═══ Data supplied ═══

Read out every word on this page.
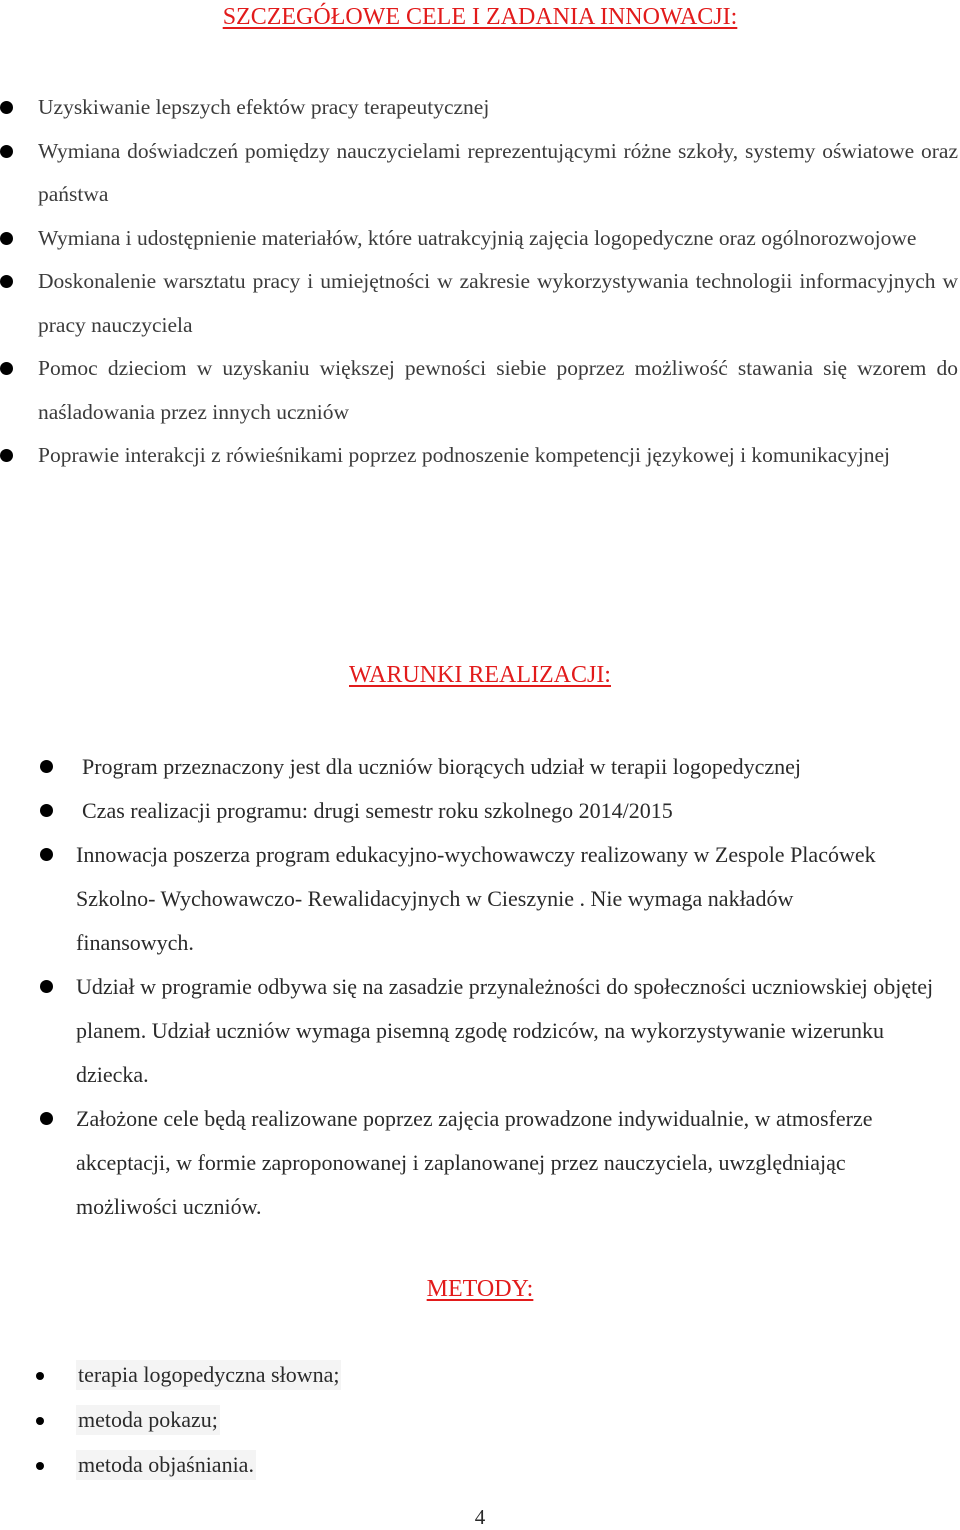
SZCZEGÓŁOWE CELE I ZADANIA INNOWACJI:
Uzyskiwanie lepszych efektów pracy terapeutycznej
Wymiana doświadczeń pomiędzy nauczycielami reprezentującymi różne szkoły, systemy oświatowe oraz państwa
Wymiana i udostępnienie materiałów, które uatrakcyjnią zajęcia logopedyczne oraz ogólnorozwojowe
Doskonalenie warsztatu pracy i umiejętności w zakresie wykorzystywania technologii informacyjnych w pracy nauczyciela
Pomoc dzieciom w uzyskaniu większej pewności siebie poprzez możliwość stawania się wzorem do naśladowania przez innych uczniów
Poprawie interakcji z rówieśnikami poprzez podnoszenie kompetencji językowej i komunikacyjnej
WARUNKI REALIZACJI:
Program przeznaczony jest dla uczniów biorących udział w terapii logopedycznej
Czas realizacji programu: drugi semestr roku szkolnego 2014/2015
Innowacja poszerza program edukacyjno-wychowawczy realizowany w Zespole Placówek Szkolno- Wychowawczo- Rewalidacyjnych w Cieszynie . Nie wymaga nakładów finansowych.
Udział w programie odbywa się na zasadzie przynależności do społeczności uczniowskiej objętej planem. Udział uczniów wymaga pisemną zgodę rodziców, na wykorzystywanie wizerunku dziecka.
Założone cele będą realizowane poprzez zajęcia prowadzone indywidualnie, w atmosferze akceptacji, w formie zaproponowanej i zaplanowanej przez nauczyciela, uwzględniając możliwości uczniów.
METODY:
terapia logopedyczna słowna;
metoda pokazu;
metoda objaśniania.
4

═══

■ To be done: Which lines hold the word "zajęcia"? Return all of them from the records above.

■ Result for this task:
Wymiana i udostępnienie materiałów, które uatrakcyjnią zajęcia logopedyczne oraz ogólnorozwojowe
Założone cele będą realizowane poprzez zajęcia prowadzone indywidualnie, w atmosferze akceptacji, w formie zaproponowanej i zaplanowanej przez nauczyciela, uwzględniając możliwości uczniów.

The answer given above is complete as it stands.